"""
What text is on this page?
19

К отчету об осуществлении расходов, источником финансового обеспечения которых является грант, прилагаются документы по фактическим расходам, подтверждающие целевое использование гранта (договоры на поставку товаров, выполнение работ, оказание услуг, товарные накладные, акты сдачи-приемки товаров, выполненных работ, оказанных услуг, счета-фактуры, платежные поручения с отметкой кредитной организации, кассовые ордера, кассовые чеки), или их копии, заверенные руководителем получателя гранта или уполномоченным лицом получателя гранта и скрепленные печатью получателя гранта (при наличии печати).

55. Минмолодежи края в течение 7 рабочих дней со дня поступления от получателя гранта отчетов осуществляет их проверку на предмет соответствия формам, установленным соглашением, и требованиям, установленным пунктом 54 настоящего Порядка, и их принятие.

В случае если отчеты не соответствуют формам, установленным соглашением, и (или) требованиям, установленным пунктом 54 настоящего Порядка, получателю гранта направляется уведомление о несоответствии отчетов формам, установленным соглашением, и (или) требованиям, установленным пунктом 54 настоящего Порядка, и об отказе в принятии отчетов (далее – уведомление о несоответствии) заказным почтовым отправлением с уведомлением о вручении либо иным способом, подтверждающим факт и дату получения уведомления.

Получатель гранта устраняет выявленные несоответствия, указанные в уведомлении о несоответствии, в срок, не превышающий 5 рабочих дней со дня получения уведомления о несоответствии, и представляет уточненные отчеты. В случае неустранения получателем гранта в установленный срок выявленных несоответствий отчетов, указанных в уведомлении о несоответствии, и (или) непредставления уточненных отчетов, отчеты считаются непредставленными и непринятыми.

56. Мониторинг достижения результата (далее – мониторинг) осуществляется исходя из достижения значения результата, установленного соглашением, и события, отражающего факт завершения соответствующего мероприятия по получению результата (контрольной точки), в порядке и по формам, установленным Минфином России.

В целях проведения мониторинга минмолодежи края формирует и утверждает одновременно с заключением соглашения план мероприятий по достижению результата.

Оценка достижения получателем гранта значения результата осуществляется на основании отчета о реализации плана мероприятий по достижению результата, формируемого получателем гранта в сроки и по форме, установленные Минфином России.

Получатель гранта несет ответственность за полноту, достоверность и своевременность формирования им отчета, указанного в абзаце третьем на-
"""
Exercise prompt:
Filter the records above for "Минфином" and copy every matching line.

Solution:
56. Мониторинг достижения результата (далее – мониторинг) осуществляется исходя из достижения значения результата, установленного соглашением, и события, отражающего факт завершения соответствующего мероприятия по получению результата (контрольной точки), в порядке и по формам, установленным Минфином России.
Оценка достижения получателем гранта значения результата осуществляется на основании отчета о реализации плана мероприятий по достижению результата, формируемого получателем гранта в сроки и по форме, установленные Минфином России.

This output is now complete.